**Data listing**

^^^^^^^^^^^^^^^^

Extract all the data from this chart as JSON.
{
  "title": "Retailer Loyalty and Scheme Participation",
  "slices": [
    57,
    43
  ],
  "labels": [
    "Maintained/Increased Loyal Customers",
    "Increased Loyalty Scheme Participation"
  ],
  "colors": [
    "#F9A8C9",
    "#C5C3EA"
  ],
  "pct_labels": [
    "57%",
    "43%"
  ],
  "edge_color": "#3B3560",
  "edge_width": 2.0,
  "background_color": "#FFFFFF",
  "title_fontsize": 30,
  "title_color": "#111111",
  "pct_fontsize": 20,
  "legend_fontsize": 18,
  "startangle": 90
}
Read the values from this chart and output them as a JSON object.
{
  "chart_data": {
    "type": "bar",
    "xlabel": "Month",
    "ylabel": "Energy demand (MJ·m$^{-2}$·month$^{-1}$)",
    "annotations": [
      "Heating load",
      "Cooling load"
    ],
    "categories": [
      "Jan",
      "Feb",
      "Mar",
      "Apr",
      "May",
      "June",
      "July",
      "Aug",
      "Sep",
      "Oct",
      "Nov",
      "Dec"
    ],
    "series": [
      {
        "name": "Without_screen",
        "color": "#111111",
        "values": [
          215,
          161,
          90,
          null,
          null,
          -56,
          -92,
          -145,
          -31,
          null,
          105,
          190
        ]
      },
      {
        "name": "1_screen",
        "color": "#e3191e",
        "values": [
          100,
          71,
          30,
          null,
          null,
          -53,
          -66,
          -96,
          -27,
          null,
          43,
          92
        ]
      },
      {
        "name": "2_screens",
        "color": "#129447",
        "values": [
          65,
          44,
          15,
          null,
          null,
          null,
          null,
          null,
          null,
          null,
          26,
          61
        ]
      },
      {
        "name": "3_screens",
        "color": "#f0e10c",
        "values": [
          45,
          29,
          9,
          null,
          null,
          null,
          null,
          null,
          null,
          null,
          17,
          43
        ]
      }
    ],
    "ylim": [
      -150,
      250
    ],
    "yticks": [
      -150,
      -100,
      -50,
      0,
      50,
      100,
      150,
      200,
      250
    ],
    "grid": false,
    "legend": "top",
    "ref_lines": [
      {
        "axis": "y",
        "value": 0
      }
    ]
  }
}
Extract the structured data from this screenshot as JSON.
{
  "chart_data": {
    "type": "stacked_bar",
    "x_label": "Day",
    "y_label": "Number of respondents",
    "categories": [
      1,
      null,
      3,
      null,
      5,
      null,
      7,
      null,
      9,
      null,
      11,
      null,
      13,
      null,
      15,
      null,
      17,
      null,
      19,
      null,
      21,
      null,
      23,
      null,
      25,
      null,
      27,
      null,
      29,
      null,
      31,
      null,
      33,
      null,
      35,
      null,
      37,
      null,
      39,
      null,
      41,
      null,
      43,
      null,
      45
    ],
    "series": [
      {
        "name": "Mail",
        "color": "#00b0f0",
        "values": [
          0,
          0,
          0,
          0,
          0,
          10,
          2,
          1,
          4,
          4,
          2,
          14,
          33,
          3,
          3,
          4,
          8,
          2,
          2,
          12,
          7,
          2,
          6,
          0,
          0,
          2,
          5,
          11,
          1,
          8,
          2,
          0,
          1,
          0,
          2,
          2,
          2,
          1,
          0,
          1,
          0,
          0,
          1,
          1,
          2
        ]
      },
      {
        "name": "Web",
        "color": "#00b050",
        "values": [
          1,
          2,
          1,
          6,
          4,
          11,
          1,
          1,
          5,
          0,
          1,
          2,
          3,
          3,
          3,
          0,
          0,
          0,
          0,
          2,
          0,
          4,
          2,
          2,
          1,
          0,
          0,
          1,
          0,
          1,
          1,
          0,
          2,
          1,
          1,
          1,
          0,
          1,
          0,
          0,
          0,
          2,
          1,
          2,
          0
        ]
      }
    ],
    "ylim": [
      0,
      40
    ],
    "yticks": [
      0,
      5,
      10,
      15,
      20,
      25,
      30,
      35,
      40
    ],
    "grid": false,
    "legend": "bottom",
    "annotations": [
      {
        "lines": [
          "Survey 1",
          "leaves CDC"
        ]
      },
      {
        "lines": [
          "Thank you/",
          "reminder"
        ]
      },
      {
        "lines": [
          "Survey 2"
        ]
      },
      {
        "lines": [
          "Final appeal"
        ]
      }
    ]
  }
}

^^^^^^^^^^^^^^^^

**Prompt**
Repeat the records above in full, character for character.

**In response**
Extract all the data from this chart as JSON.
{
  "title": "Retailer Loyalty and Scheme Participation",
  "slices": [
    57,
    43
  ],
  "labels": [
    "Maintained/Increased Loyal Customers",
    "Increased Loyalty Scheme Participation"
  ],
  "colors": [
    "#F9A8C9",
    "#C5C3EA"
  ],
  "pct_labels": [
    "57%",
    "43%"
  ],
  "edge_color": "#3B3560",
  "edge_width": 2.0,
  "background_color": "#FFFFFF",
  "title_fontsize": 30,
  "title_color": "#111111",
  "pct_fontsize": 20,
  "legend_fontsize": 18,
  "startangle": 90
}
Read the values from this chart and output them as a JSON object.
{
  "chart_data": {
    "type": "bar",
    "xlabel": "Month",
    "ylabel": "Energy demand (MJ·m$^{-2}$·month$^{-1}$)",
    "annotations": [
      "Heating load",
      "Cooling load"
    ],
    "categories": [
      "Jan",
      "Feb",
      "Mar",
      "Apr",
      "May",
      "June",
      "July",
      "Aug",
      "Sep",
      "Oct",
      "Nov",
      "Dec"
    ],
    "series": [
      {
        "name": "Without_screen",
        "color": "#111111",
        "values": [
          215,
          161,
          90,
          null,
          null,
          -56,
          -92,
          -145,
          -31,
          null,
          105,
          190
        ]
      },
      {
        "name": "1_screen",
        "color": "#e3191e",
        "values": [
          100,
          71,
          30,
          null,
          null,
          -53,
          -66,
          -96,
          -27,
          null,
          43,
          92
        ]
      },
      {
        "name": "2_screens",
        "color": "#129447",
        "values": [
          65,
          44,
          15,
          null,
          null,
          null,
          null,
          null,
          null,
          null,
          26,
          61
        ]
      },
      {
        "name": "3_screens",
        "color": "#f0e10c",
        "values": [
          45,
          29,
          9,
          null,
          null,
          null,
          null,
          null,
          null,
          null,
          17,
          43
        ]
      }
    ],
    "ylim": [
      -150,
      250
    ],
    "yticks": [
      -150,
      -100,
      -50,
      0,
      50,
      100,
      150,
      200,
      250
    ],
    "grid": false,
    "legend": "top",
    "ref_lines": [
      {
        "axis": "y",
        "value": 0
      }
    ]
  }
}
Extract the structured data from this screenshot as JSON.
{
  "chart_data": {
    "type": "stacked_bar",
    "x_label": "Day",
    "y_label": "Number of respondents",
    "categories": [
      1,
      null,
      3,
      null,
      5,
      null,
      7,
      null,
      9,
      null,
      11,
      null,
      13,
      null,
      15,
      null,
      17,
      null,
      19,
      null,
      21,
      null,
      23,
      null,
      25,
      null,
      27,
      null,
      29,
      null,
      31,
      null,
      33,
      null,
      35,
      null,
      37,
      null,
      39,
      null,
      41,
      null,
      43,
      null,
      45
    ],
    "series": [
      {
        "name": "Mail",
        "color": "#00b0f0",
        "values": [
          0,
          0,
          0,
          0,
          0,
          10,
          2,
          1,
          4,
          4,
          2,
          14,
          33,
          3,
          3,
          4,
          8,
          2,
          2,
          12,
          7,
          2,
          6,
          0,
          0,
          2,
          5,
          11,
          1,
          8,
          2,
          0,
          1,
          0,
          2,
          2,
          2,
          1,
          0,
          1,
          0,
          0,
          1,
          1,
          2
        ]
      },
      {
        "name": "Web",
        "color": "#00b050",
        "values": [
          1,
          2,
          1,
          6,
          4,
          11,
          1,
          1,
          5,
          0,
          1,
          2,
          3,
          3,
          3,
          0,
          0,
          0,
          0,
          2,
          0,
          4,
          2,
          2,
          1,
          0,
          0,
          1,
          0,
          1,
          1,
          0,
          2,
          1,
          1,
          1,
          0,
          1,
          0,
          0,
          0,
          2,
          1,
          2,
          0
        ]
      }
    ],
    "ylim": [
      0,
      40
    ],
    "yticks": [
      0,
      5,
      10,
      15,
      20,
      25,
      30,
      35,
      40
    ],
    "grid": false,
    "legend": "bottom",
    "annotations": [
      {
        "lines": [
          "Survey 1",
          "leaves CDC"
        ]
      },
      {
        "lines": [
          "Thank you/",
          "reminder"
        ]
      },
      {
        "lines": [
          "Survey 2"
        ]
      },
      {
        "lines": [
          "Final appeal"
        ]
      }
    ]
  }
}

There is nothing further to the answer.